WORK INSTRUCTIONS:
All material below is to be reproduced exactly.

GIVEN INFORMATION:
↓↓↓

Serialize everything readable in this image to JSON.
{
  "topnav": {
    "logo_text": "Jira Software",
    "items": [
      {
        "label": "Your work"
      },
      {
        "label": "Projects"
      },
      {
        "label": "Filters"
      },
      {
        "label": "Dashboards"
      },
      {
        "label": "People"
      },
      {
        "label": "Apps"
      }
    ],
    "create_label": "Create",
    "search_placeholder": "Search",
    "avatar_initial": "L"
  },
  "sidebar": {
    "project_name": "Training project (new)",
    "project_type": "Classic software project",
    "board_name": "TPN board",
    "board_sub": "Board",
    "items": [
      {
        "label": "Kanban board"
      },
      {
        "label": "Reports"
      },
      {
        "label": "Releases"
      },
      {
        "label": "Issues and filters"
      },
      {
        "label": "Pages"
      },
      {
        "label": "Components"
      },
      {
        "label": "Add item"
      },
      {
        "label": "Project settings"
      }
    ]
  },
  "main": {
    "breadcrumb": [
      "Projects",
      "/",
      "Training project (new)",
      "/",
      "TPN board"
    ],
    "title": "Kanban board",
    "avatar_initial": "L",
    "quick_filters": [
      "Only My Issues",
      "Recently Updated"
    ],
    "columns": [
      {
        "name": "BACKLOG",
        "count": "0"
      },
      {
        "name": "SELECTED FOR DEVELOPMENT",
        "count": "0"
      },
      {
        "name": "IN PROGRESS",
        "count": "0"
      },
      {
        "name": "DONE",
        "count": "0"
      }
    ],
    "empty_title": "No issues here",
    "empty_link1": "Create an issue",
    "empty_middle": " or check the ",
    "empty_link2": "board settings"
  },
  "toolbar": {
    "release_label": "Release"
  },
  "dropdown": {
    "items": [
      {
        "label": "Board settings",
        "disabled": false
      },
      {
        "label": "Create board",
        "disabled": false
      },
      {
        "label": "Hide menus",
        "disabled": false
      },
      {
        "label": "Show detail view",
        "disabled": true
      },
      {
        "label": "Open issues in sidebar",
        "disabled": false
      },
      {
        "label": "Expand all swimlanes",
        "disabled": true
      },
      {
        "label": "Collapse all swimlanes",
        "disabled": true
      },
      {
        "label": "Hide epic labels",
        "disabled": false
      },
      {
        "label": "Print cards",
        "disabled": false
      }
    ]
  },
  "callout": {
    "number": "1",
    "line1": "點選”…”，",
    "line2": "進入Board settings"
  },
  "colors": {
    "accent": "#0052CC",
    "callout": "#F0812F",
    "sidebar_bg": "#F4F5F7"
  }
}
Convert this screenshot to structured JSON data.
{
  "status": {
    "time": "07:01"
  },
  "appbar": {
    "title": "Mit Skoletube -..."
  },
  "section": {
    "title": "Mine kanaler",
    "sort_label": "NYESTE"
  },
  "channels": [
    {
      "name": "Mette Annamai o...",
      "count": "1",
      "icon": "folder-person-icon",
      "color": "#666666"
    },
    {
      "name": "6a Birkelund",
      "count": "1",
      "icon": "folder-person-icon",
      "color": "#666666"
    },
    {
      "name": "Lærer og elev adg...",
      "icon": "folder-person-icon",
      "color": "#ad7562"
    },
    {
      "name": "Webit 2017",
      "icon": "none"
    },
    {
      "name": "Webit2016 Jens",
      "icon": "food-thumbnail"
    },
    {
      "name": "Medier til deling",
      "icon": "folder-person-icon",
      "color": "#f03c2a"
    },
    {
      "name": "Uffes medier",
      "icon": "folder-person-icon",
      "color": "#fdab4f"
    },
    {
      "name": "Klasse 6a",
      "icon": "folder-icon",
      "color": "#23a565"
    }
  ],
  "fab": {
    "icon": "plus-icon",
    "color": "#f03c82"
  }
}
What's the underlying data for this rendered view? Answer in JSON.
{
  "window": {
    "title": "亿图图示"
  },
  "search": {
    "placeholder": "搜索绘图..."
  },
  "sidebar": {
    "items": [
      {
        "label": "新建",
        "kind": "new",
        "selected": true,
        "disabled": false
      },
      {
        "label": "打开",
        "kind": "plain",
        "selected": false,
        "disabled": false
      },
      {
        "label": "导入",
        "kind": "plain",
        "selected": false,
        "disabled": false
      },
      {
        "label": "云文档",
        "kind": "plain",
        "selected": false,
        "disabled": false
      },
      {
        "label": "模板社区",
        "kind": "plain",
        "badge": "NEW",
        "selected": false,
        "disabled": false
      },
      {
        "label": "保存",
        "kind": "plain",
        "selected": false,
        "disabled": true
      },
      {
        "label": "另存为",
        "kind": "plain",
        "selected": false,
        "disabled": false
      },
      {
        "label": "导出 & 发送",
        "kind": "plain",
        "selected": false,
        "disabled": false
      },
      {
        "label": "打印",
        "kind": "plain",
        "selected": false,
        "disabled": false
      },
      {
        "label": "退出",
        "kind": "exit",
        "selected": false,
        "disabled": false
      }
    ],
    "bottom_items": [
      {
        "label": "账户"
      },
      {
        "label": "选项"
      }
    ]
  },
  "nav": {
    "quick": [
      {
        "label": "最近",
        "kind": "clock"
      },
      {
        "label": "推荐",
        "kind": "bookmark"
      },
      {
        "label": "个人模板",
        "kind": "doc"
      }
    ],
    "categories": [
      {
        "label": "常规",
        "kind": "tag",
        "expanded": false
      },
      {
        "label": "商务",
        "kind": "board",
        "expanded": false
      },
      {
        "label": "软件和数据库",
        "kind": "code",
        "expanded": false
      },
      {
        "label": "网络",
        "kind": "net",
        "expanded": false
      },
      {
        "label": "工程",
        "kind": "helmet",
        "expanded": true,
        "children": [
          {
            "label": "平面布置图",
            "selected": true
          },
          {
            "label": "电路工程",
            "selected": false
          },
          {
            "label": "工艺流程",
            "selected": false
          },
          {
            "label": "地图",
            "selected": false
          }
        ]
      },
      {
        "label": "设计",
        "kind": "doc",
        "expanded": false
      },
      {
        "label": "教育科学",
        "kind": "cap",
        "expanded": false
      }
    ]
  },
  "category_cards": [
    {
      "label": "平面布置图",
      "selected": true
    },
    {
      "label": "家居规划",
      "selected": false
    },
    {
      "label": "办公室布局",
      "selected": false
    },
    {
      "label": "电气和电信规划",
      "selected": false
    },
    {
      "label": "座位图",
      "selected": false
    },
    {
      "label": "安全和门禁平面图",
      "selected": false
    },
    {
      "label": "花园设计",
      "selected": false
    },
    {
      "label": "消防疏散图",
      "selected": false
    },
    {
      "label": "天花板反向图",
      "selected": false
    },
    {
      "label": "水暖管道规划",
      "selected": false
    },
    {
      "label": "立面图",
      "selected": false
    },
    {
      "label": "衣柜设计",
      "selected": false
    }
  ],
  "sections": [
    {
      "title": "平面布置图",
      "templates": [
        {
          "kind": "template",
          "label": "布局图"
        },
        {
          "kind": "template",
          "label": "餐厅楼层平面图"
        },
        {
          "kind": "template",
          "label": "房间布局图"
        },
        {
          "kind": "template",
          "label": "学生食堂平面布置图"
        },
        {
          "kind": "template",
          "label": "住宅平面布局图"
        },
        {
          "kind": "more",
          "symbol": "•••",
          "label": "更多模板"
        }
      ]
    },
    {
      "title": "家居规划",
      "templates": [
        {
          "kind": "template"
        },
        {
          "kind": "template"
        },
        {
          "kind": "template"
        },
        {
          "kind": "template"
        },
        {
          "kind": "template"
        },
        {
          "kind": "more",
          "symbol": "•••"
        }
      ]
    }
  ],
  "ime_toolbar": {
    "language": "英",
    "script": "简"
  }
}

↑↑↑

RESPONSE:
Serialize everything readable in this image to JSON.
{
  "topnav": {
    "logo_text": "Jira Software",
    "items": [
      {
        "label": "Your work"
      },
      {
        "label": "Projects"
      },
      {
        "label": "Filters"
      },
      {
        "label": "Dashboards"
      },
      {
        "label": "People"
      },
      {
        "label": "Apps"
      }
    ],
    "create_label": "Create",
    "search_placeholder": "Search",
    "avatar_initial": "L"
  },
  "sidebar": {
    "project_name": "Training project (new)",
    "project_type": "Classic software project",
    "board_name": "TPN board",
    "board_sub": "Board",
    "items": [
      {
        "label": "Kanban board"
      },
      {
        "label": "Reports"
      },
      {
        "label": "Releases"
      },
      {
        "label": "Issues and filters"
      },
      {
        "label": "Pages"
      },
      {
        "label": "Components"
      },
      {
        "label": "Add item"
      },
      {
        "label": "Project settings"
      }
    ]
  },
  "main": {
    "breadcrumb": [
      "Projects",
      "/",
      "Training project (new)",
      "/",
      "TPN board"
    ],
    "title": "Kanban board",
    "avatar_initial": "L",
    "quick_filters": [
      "Only My Issues",
      "Recently Updated"
    ],
    "columns": [
      {
        "name": "BACKLOG",
        "count": "0"
      },
      {
        "name": "SELECTED FOR DEVELOPMENT",
        "count": "0"
      },
      {
        "name": "IN PROGRESS",
        "count": "0"
      },
      {
        "name": "DONE",
        "count": "0"
      }
    ],
    "empty_title": "No issues here",
    "empty_link1": "Create an issue",
    "empty_middle": " or check the ",
    "empty_link2": "board settings"
  },
  "toolbar": {
    "release_label": "Release"
  },
  "dropdown": {
    "items": [
      {
        "label": "Board settings",
        "disabled": false
      },
      {
        "label": "Create board",
        "disabled": false
      },
      {
        "label": "Hide menus",
        "disabled": false
      },
      {
        "label": "Show detail view",
        "disabled": true
      },
      {
        "label": "Open issues in sidebar",
        "disabled": false
      },
      {
        "label": "Expand all swimlanes",
        "disabled": true
      },
      {
        "label": "Collapse all swimlanes",
        "disabled": true
      },
      {
        "label": "Hide epic labels",
        "disabled": false
      },
      {
        "label": "Print cards",
        "disabled": false
      }
    ]
  },
  "callout": {
    "number": "1",
    "line1": "點選”…”，",
    "line2": "進入Board settings"
  },
  "colors": {
    "accent": "#0052CC",
    "callout": "#F0812F",
    "sidebar_bg": "#F4F5F7"
  }
}
Convert this screenshot to structured JSON data.
{
  "status": {
    "time": "07:01"
  },
  "appbar": {
    "title": "Mit Skoletube -..."
  },
  "section": {
    "title": "Mine kanaler",
    "sort_label": "NYESTE"
  },
  "channels": [
    {
      "name": "Mette Annamai o...",
      "count": "1",
      "icon": "folder-person-icon",
      "color": "#666666"
    },
    {
      "name": "6a Birkelund",
      "count": "1",
      "icon": "folder-person-icon",
      "color": "#666666"
    },
    {
      "name": "Lærer og elev adg...",
      "icon": "folder-person-icon",
      "color": "#ad7562"
    },
    {
      "name": "Webit 2017",
      "icon": "none"
    },
    {
      "name": "Webit2016 Jens",
      "icon": "food-thumbnail"
    },
    {
      "name": "Medier til deling",
      "icon": "folder-person-icon",
      "color": "#f03c2a"
    },
    {
      "name": "Uffes medier",
      "icon": "folder-person-icon",
      "color": "#fdab4f"
    },
    {
      "name": "Klasse 6a",
      "icon": "folder-icon",
      "color": "#23a565"
    }
  ],
  "fab": {
    "icon": "plus-icon",
    "color": "#f03c82"
  }
}
What's the underlying data for this rendered view? Answer in JSON.
{
  "window": {
    "title": "亿图图示"
  },
  "search": {
    "placeholder": "搜索绘图..."
  },
  "sidebar": {
    "items": [
      {
        "label": "新建",
        "kind": "new",
        "selected": true,
        "disabled": false
      },
      {
        "label": "打开",
        "kind": "plain",
        "selected": false,
        "disabled": false
      },
      {
        "label": "导入",
        "kind": "plain",
        "selected": false,
        "disabled": false
      },
      {
        "label": "云文档",
        "kind": "plain",
        "selected": false,
        "disabled": false
      },
      {
        "label": "模板社区",
        "kind": "plain",
        "badge": "NEW",
        "selected": false,
        "disabled": false
      },
      {
        "label": "保存",
        "kind": "plain",
        "selected": false,
        "disabled": true
      },
      {
        "label": "另存为",
        "kind": "plain",
        "selected": false,
        "disabled": false
      },
      {
        "label": "导出 & 发送",
        "kind": "plain",
        "selected": false,
        "disabled": false
      },
      {
        "label": "打印",
        "kind": "plain",
        "selected": false,
        "disabled": false
      },
      {
        "label": "退出",
        "kind": "exit",
        "selected": false,
        "disabled": false
      }
    ],
    "bottom_items": [
      {
        "label": "账户"
      },
      {
        "label": "选项"
      }
    ]
  },
  "nav": {
    "quick": [
      {
        "label": "最近",
        "kind": "clock"
      },
      {
        "label": "推荐",
        "kind": "bookmark"
      },
      {
        "label": "个人模板",
        "kind": "doc"
      }
    ],
    "categories": [
      {
        "label": "常规",
        "kind": "tag",
        "expanded": false
      },
      {
        "label": "商务",
        "kind": "board",
        "expanded": false
      },
      {
        "label": "软件和数据库",
        "kind": "code",
        "expanded": false
      },
      {
        "label": "网络",
        "kind": "net",
        "expanded": false
      },
      {
        "label": "工程",
        "kind": "helmet",
        "expanded": true,
        "children": [
          {
            "label": "平面布置图",
            "selected": true
          },
          {
            "label": "电路工程",
            "selected": false
          },
          {
            "label": "工艺流程",
            "selected": false
          },
          {
            "label": "地图",
            "selected": false
          }
        ]
      },
      {
        "label": "设计",
        "kind": "doc",
        "expanded": false
      },
      {
        "label": "教育科学",
        "kind": "cap",
        "expanded": false
      }
    ]
  },
  "category_cards": [
    {
      "label": "平面布置图",
      "selected": true
    },
    {
      "label": "家居规划",
      "selected": false
    },
    {
      "label": "办公室布局",
      "selected": false
    },
    {
      "label": "电气和电信规划",
      "selected": false
    },
    {
      "label": "座位图",
      "selected": false
    },
    {
      "label": "安全和门禁平面图",
      "selected": false
    },
    {
      "label": "花园设计",
      "selected": false
    },
    {
      "label": "消防疏散图",
      "selected": false
    },
    {
      "label": "天花板反向图",
      "selected": false
    },
    {
      "label": "水暖管道规划",
      "selected": false
    },
    {
      "label": "立面图",
      "selected": false
    },
    {
      "label": "衣柜设计",
      "selected": false
    }
  ],
  "sections": [
    {
      "title": "平面布置图",
      "templates": [
        {
          "kind": "template",
          "label": "布局图"
        },
        {
          "kind": "template",
          "label": "餐厅楼层平面图"
        },
        {
          "kind": "template",
          "label": "房间布局图"
        },
        {
          "kind": "template",
          "label": "学生食堂平面布置图"
        },
        {
          "kind": "template",
          "label": "住宅平面布局图"
        },
        {
          "kind": "more",
          "symbol": "•••",
          "label": "更多模板"
        }
      ]
    },
    {
      "title": "家居规划",
      "templates": [
        {
          "kind": "template"
        },
        {
          "kind": "template"
        },
        {
          "kind": "template"
        },
        {
          "kind": "template"
        },
        {
          "kind": "template"
        },
        {
          "kind": "more",
          "symbol": "•••"
        }
      ]
    }
  ],
  "ime_toolbar": {
    "language": "英",
    "script": "简"
  }
}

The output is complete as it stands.